Supplied material
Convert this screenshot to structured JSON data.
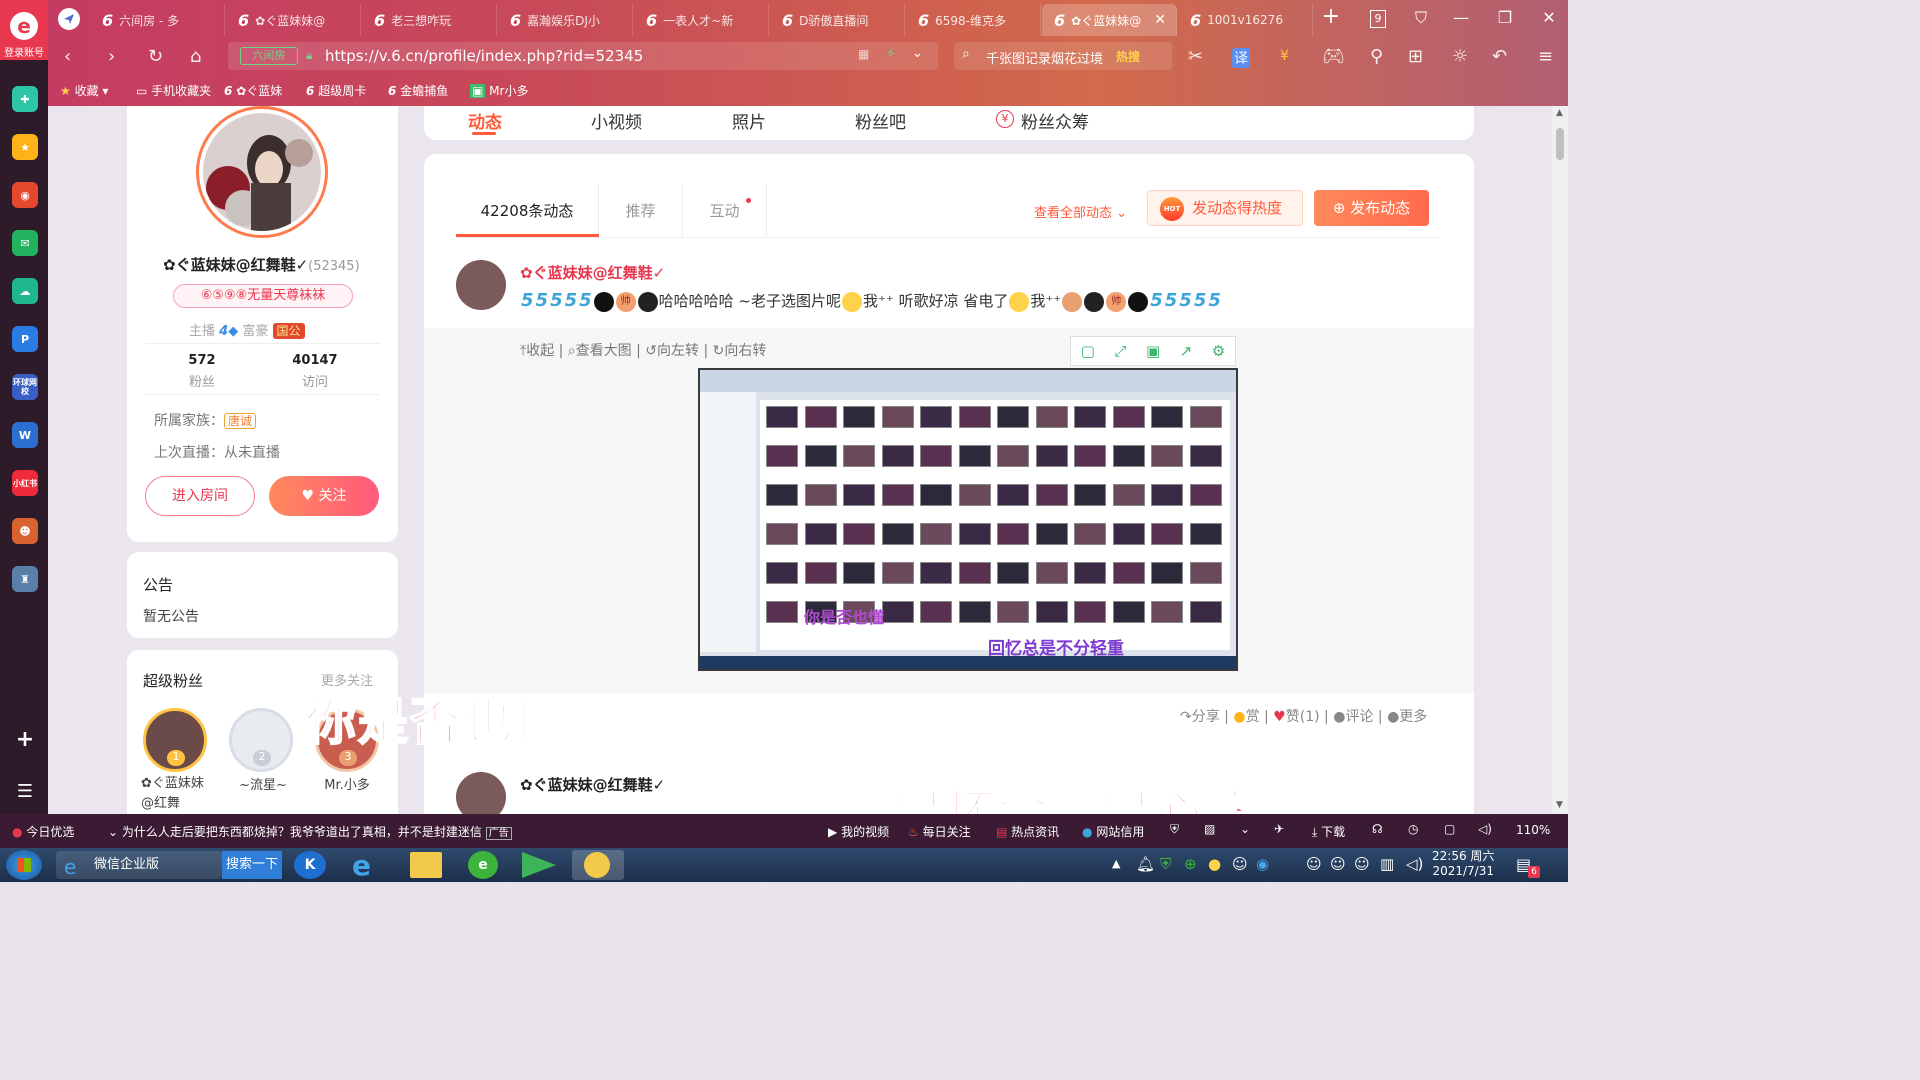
{
  "browser": {
    "logo_label": "登录账号",
    "tabs": [
      {
        "label": "六间房 - 多"
      },
      {
        "label": "✿ぐ蓝妹妹@"
      },
      {
        "label": "老三想咋玩"
      },
      {
        "label": "嘉瀚娱乐DJ小"
      },
      {
        "label": "一表人才~新"
      },
      {
        "label": "D骄傲直播间"
      },
      {
        "label": "6598-维克多"
      },
      {
        "label": "✿ぐ蓝妹妹@",
        "active": true
      },
      {
        "label": "1001v16276"
      }
    ],
    "tab_count_badge": "9",
    "url_prefix": "六间房",
    "url": "https://v.6.cn/profile/index.php?rid=52345",
    "search_placeholder": "千张图记录烟花过境",
    "search_hot": "热搜",
    "bookmarks": [
      {
        "label": "收藏"
      },
      {
        "label": "手机收藏夹"
      },
      {
        "label": "✿ぐ蓝妹"
      },
      {
        "label": "超级周卡"
      },
      {
        "label": "金蟾捕鱼"
      },
      {
        "label": "Mr小多"
      }
    ]
  },
  "sidebar_apps": [
    "",
    "",
    "",
    "",
    "",
    "",
    "环球网校",
    "",
    "小红书",
    "",
    ""
  ],
  "profile": {
    "nav_tabs": [
      "动态",
      "小视频",
      "照片",
      "粉丝吧",
      "粉丝众筹"
    ],
    "name": "✿ぐ蓝妹妹@红舞鞋✓",
    "rid": "(52345)",
    "badge": "⑥⑤⑨⑧无量天尊袜袜",
    "role_anchor": "主播",
    "anchor_level": "4",
    "role_rich": "富豪",
    "rich_badge": "国公",
    "fans_count": "572",
    "fans_label": "粉丝",
    "visits_count": "40147",
    "visits_label": "访问",
    "family_label": "所属家族：",
    "family_value": "唐诚",
    "last_live": "上次直播：从未直播",
    "enter_room": "进入房间",
    "follow": "关注"
  },
  "announcement": {
    "title": "公告",
    "body": "暂无公告"
  },
  "superfans": {
    "title": "超级粉丝",
    "more": "更多关注",
    "fans": [
      {
        "rank": "1",
        "name": "✿ぐ蓝妹妹@红舞"
      },
      {
        "rank": "2",
        "name": "~流星~"
      },
      {
        "rank": "3",
        "name": "Mr.小多"
      }
    ]
  },
  "feed": {
    "tabs": [
      "42208条动态",
      "推荐",
      "互动"
    ],
    "view_all": "查看全部动态",
    "hot_button": "发动态得热度",
    "hot_icon_label": "HOT",
    "post_button": "发布动态",
    "post": {
      "author": "✿ぐ蓝妹妹@红舞鞋✓",
      "text_segments": [
        "哈哈哈哈哈 ~老子选图片呢",
        "我⁺⁺ 听歌好凉 省电了",
        "我⁺⁺"
      ],
      "emoji_text": "帅",
      "five_glyph": "5",
      "toolbar": [
        "收起",
        "查看大图",
        "向左转",
        "向右转"
      ],
      "image_caption_1": "你是否也懂",
      "image_caption_2": "回忆总是不分轻重",
      "actions": [
        "分享",
        "赏",
        "赞(1)",
        "评论",
        "更多"
      ]
    },
    "post2_author": "✿ぐ蓝妹妹@红舞鞋✓"
  },
  "overlay_subtitles": [
    "你是否也懂",
    "越是怀念越是心痛"
  ],
  "statusbar": {
    "left": "今日优选",
    "news": "为什么人走后要把东西都烧掉？我爷爷道出了真相，并不是封建迷信",
    "ad": "广告",
    "items": [
      "我的视频",
      "每日关注",
      "热点资讯",
      "网站信用",
      "下载"
    ],
    "zoom": "110%"
  },
  "taskbar": {
    "app_label": "微信企业版",
    "search_label": "搜索一下",
    "time": "22:56 周六",
    "date": "2021/7/31",
    "notify_count": "6"
  },
  "colors": {
    "accent": "#ff5a3c",
    "brand_red": "#e8384f",
    "link": "#3fa4d8"
  }
}
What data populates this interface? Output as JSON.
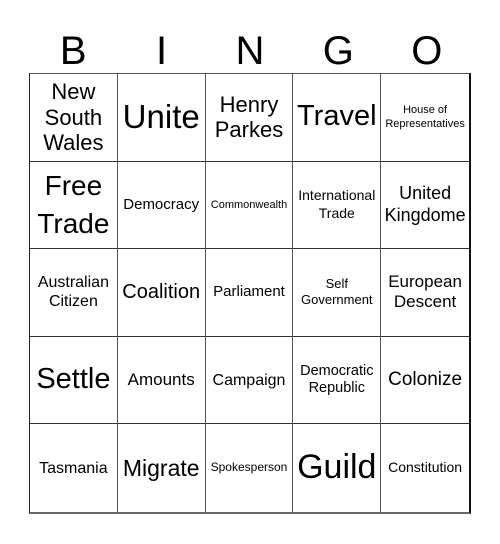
{
  "header": {
    "letters": [
      "B",
      "I",
      "N",
      "G",
      "O"
    ]
  },
  "card": {
    "rows": [
      [
        "New South Wales",
        "Unite",
        "Henry Parkes",
        "Travel",
        "House of Representatives"
      ],
      [
        "Free Trade",
        "Democracy",
        "Commonwealth",
        "International Trade",
        "United Kingdome"
      ],
      [
        "Australian Citizen",
        "Coalition",
        "Parliament",
        "Self Government",
        "European Descent"
      ],
      [
        "Settle",
        "Amounts",
        "Campaign",
        "Democratic Republic",
        "Colonize"
      ],
      [
        "Tasmania",
        "Migrate",
        "Spokesperson",
        "Guild",
        "Constitution"
      ]
    ]
  }
}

What is required
Using the listing above, copy exactly the lines from the one that contains "What data populates" through its last line, both included, but not the pictures.

Exercise answer
What data populates this interface? Output as JSON.
{
  "header": {
    "letters": [
      "B",
      "I",
      "N",
      "G",
      "O"
    ]
  },
  "card": {
    "rows": [
      [
        "New South Wales",
        "Unite",
        "Henry Parkes",
        "Travel",
        "House of Representatives"
      ],
      [
        "Free Trade",
        "Democracy",
        "Commonwealth",
        "International Trade",
        "United Kingdome"
      ],
      [
        "Australian Citizen",
        "Coalition",
        "Parliament",
        "Self Government",
        "European Descent"
      ],
      [
        "Settle",
        "Amounts",
        "Campaign",
        "Democratic Republic",
        "Colonize"
      ],
      [
        "Tasmania",
        "Migrate",
        "Spokesperson",
        "Guild",
        "Constitution"
      ]
    ]
  }
}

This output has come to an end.